** Travail demandé **
Dans l'extrait de page, recopiez le passage qui commence aux mots "Théâtre Everest est une" et se termine après "leur propre identité.", en changeant "compagnie" en "troupe".

** Extrait de page **
-------------------------

Danza Descalza

Le collectif Danza Descalza est un espace collaboratif de recherche, de création et de partage, en danse contemporaine et qui s’inspire, entre autres, des danses afro-colombiennes. Le collectif a pour principal objectif la sensibilisation et la démocratisation de la danse auprès de différents types de publics. Basé à Montréal, le collectif exporte son travail et ses oeuvres autant au Québec qu’à l’international.

Regroupant de nombreux partenaires et collaborateurs, Danza Descalza comprends trois membres principaux: Yesenia Fuentes, Andrea Nino et Laurence Sabourin, qui oeuvrent toutes trois au sein du collectif en tant que chorégraphes / interprètes / pédagogues. Au sein de Danza Descalza, les trois artistes ont souhaité créer une démarche de travail en collectivité, dans laquelle leur forces respectives et leurs expériences se rassemblent et se nourissent mutuellement, pour créer un lieu de partage des savoirs et une prise de décision horizontale et en concensus.

Danza Descalza offre des ateliers hebdomadaires et ponctuels, des spectacles et des performances dans tous types de milieux: théâtres, entreprises, festivals, OBNL, écoles, associations, structures municipales, espaces publics…Celles-ci créent le spectacle AKO en 2017, une oeuvre conçue pour les espaces publics, présentée hors des théâtres et des lieux habituels pour la danse, permettant une communication et un partage direct avec le public.

Théâtre Everest

Théâtre Everest est une compagnie théâtrale, mais avant tout, un projet familial des sœurs Barshee : Chloé, Fanny et Jade. Leur pratique théâtrale s’inscrit dans le contexte social tel qu’il est aujourd’hui : un Québec contemporain dans lequel différentes réalités culturelles cohabitent et s’entrecroisent. La mission du Théâtre Everest est de faire le pont entre ces multiples réalités et briser les frontières compartimentées de l’identité culturelle pour atteindre des valeurs humaines universelles. Bâtardes, la dernière création de la compagnie, sera présentée au MAI du 20 au 24 mars 2018. Tissant des anecdotes, des monologues poétiques, et des archives vidéographiques, Bâtardes se veut une touchante œuvre d’autofiction où les artistes partent en quête de leur propre identité.

-------------------------

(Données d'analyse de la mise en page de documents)
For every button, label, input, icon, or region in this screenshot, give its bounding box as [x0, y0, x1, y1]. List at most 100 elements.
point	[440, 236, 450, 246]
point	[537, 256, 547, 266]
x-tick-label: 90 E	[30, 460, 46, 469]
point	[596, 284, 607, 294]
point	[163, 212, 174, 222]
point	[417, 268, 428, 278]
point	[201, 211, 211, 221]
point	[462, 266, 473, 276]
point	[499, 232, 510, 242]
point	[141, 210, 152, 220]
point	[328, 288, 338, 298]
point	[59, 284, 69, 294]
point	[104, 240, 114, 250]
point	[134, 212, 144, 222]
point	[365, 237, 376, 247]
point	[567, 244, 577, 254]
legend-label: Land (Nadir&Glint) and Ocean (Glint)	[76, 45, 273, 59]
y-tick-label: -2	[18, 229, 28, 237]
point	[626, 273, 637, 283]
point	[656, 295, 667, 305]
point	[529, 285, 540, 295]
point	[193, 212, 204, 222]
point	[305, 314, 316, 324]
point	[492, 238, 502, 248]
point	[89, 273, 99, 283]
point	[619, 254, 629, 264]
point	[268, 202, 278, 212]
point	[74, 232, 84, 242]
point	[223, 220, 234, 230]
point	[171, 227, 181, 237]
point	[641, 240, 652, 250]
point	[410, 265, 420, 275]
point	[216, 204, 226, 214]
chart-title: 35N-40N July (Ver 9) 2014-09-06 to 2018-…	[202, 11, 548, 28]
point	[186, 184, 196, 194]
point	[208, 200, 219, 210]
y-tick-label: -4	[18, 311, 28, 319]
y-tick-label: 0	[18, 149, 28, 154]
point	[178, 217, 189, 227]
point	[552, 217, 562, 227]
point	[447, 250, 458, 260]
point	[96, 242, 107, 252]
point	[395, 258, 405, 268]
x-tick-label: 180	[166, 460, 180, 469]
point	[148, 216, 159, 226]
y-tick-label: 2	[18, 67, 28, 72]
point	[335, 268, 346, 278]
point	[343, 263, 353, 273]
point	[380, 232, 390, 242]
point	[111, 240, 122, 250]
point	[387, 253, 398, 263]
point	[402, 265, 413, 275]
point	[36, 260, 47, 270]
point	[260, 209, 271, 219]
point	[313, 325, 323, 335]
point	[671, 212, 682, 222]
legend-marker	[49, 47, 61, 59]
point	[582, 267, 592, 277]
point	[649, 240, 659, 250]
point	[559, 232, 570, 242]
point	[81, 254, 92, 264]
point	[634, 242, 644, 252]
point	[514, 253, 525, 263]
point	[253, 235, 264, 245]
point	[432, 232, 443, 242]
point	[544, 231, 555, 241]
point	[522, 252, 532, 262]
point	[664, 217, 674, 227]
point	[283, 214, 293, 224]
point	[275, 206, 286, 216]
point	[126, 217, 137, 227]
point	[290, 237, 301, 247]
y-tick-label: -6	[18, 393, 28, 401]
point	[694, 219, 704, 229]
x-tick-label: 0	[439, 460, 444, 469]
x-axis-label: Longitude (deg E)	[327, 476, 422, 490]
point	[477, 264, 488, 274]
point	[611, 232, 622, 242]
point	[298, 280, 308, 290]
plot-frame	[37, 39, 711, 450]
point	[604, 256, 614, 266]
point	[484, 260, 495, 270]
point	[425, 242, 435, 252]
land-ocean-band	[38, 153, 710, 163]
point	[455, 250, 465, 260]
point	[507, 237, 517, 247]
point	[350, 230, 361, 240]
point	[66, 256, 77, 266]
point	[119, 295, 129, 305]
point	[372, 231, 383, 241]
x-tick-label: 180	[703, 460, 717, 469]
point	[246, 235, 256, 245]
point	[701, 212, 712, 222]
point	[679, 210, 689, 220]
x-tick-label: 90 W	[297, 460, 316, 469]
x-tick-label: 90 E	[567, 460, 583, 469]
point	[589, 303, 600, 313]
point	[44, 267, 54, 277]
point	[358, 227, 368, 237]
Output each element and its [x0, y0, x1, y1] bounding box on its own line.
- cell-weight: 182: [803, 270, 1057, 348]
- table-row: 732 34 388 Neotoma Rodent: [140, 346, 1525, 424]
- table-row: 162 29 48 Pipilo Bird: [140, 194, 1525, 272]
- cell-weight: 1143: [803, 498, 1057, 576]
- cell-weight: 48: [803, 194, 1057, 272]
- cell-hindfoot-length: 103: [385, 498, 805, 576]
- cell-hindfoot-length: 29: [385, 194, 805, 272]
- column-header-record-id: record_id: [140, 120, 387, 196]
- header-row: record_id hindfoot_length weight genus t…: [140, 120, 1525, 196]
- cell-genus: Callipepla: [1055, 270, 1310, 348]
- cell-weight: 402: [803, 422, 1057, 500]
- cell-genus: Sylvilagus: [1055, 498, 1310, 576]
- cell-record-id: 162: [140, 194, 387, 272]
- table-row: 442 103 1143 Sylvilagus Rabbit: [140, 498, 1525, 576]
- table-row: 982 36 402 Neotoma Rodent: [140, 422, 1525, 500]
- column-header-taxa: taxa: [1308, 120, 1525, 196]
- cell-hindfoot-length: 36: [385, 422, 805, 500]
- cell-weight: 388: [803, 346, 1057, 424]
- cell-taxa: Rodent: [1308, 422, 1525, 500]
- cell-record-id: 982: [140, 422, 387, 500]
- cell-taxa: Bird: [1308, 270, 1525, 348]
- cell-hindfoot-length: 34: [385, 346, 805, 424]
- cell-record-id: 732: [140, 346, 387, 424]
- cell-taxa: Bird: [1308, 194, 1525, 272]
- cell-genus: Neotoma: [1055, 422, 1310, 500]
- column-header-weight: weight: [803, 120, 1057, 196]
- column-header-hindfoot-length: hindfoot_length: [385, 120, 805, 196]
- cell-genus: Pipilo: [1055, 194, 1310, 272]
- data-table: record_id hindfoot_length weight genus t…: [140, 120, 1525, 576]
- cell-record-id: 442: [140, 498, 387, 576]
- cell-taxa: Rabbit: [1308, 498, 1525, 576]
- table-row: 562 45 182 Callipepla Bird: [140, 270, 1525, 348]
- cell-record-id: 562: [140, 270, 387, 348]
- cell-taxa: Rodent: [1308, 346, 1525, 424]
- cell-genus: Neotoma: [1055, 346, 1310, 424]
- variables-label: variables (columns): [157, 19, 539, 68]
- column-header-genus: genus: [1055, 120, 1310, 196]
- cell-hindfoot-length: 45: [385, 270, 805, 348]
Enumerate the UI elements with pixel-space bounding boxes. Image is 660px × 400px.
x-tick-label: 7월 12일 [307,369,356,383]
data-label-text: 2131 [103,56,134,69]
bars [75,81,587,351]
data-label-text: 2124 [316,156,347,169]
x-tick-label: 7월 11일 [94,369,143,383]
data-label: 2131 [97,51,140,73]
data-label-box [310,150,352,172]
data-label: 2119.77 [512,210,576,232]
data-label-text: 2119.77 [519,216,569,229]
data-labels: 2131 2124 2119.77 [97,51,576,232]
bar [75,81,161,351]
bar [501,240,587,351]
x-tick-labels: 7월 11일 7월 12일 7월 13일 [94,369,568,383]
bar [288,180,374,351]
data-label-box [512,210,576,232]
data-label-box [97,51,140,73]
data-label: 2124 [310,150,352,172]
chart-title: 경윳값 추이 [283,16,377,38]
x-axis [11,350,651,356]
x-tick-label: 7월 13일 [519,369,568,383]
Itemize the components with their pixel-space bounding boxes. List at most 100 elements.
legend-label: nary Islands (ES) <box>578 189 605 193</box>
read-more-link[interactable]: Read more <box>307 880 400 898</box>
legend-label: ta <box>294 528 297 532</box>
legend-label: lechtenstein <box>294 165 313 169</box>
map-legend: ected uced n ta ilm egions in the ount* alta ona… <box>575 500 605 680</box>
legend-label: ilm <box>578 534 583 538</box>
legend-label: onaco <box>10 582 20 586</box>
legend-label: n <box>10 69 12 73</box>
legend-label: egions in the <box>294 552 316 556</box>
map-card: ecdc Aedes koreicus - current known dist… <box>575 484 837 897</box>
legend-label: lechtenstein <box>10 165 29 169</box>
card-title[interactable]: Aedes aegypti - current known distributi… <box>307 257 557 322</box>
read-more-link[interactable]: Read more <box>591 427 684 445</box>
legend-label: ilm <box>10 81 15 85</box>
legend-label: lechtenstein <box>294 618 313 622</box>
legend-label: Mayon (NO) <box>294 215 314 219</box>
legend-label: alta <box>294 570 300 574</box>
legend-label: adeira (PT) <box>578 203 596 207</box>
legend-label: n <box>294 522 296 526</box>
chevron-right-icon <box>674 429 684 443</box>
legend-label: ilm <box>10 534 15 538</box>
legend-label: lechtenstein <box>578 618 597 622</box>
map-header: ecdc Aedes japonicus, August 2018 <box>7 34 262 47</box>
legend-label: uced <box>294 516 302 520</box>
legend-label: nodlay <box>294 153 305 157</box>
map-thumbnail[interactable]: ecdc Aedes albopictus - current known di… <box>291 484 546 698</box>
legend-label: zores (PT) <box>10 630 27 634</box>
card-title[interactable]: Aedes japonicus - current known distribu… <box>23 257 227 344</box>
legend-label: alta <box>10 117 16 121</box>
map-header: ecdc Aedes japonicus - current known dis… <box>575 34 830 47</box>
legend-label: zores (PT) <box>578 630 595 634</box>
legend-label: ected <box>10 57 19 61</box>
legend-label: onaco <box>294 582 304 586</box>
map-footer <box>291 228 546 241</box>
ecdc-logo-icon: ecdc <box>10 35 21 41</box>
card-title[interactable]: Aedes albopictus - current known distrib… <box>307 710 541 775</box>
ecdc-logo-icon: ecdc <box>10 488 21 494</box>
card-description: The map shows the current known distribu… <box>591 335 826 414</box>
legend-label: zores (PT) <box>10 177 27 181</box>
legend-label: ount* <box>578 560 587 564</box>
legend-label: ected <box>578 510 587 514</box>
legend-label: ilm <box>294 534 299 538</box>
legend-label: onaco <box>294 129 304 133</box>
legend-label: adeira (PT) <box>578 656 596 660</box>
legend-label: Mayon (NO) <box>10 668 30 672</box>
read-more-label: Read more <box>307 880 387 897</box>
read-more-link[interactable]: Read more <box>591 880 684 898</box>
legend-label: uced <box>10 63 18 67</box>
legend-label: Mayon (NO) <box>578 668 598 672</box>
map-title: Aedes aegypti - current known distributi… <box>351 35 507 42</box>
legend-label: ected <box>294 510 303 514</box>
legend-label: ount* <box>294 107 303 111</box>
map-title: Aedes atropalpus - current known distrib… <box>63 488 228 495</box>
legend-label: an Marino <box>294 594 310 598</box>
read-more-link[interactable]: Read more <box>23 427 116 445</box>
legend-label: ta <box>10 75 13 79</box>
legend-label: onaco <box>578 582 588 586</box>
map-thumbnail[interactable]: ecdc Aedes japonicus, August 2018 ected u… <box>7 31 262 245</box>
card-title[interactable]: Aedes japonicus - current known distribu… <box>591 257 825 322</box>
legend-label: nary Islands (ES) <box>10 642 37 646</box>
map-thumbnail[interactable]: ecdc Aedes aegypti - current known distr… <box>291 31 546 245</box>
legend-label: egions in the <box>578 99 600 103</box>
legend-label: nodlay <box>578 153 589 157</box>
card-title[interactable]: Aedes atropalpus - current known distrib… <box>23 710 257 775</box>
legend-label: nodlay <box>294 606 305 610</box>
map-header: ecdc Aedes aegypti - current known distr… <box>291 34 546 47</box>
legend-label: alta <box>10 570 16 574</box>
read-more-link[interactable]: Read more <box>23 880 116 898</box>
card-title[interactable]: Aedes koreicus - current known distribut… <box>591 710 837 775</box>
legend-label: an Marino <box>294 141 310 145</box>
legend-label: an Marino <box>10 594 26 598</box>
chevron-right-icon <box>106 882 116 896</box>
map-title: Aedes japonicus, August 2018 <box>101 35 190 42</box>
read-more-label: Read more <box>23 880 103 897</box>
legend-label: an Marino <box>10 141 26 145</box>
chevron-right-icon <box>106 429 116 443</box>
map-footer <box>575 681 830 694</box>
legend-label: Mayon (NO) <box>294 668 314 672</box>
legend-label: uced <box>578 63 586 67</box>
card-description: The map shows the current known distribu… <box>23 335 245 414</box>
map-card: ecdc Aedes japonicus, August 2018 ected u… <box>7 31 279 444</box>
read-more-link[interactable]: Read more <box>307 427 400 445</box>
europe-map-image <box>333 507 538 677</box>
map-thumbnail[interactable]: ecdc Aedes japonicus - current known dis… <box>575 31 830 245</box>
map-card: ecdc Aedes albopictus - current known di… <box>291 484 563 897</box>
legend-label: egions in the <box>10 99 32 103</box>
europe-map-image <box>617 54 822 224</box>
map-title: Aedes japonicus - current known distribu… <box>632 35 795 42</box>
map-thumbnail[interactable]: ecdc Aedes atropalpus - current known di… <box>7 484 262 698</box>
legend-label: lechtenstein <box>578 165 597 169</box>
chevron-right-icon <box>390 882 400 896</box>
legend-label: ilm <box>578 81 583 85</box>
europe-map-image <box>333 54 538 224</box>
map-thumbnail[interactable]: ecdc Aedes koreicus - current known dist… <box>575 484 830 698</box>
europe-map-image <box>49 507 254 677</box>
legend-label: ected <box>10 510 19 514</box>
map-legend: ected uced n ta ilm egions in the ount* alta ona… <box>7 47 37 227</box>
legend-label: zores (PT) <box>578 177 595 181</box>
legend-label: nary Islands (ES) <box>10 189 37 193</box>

-------------------------

** Résultat de l'exercice **
Théâtre Everest est une troupe théâtrale, mais avant tout, un projet familial des sœurs Barshee : Chloé, Fanny et Jade. Leur pratique théâtrale s’inscrit dans le contexte social tel qu’il est aujourd’hui : un Québec contemporain dans lequel différentes réalités culturelles cohabitent et s’entrecroisent. La mission du Théâtre Everest est de faire le pont entre ces multiples réalités et briser les frontières compartimentées de l’identité culturelle pour atteindre des valeurs humaines universelles. Bâtardes, la dernière création de la troupe, sera présentée au MAI du 20 au 24 mars 2018. Tissant des anecdotes, des monologues poétiques, et des archives vidéographiques, Bâtardes se veut une touchante œuvre d’autofiction où les artistes partent en quête de leur propre identité.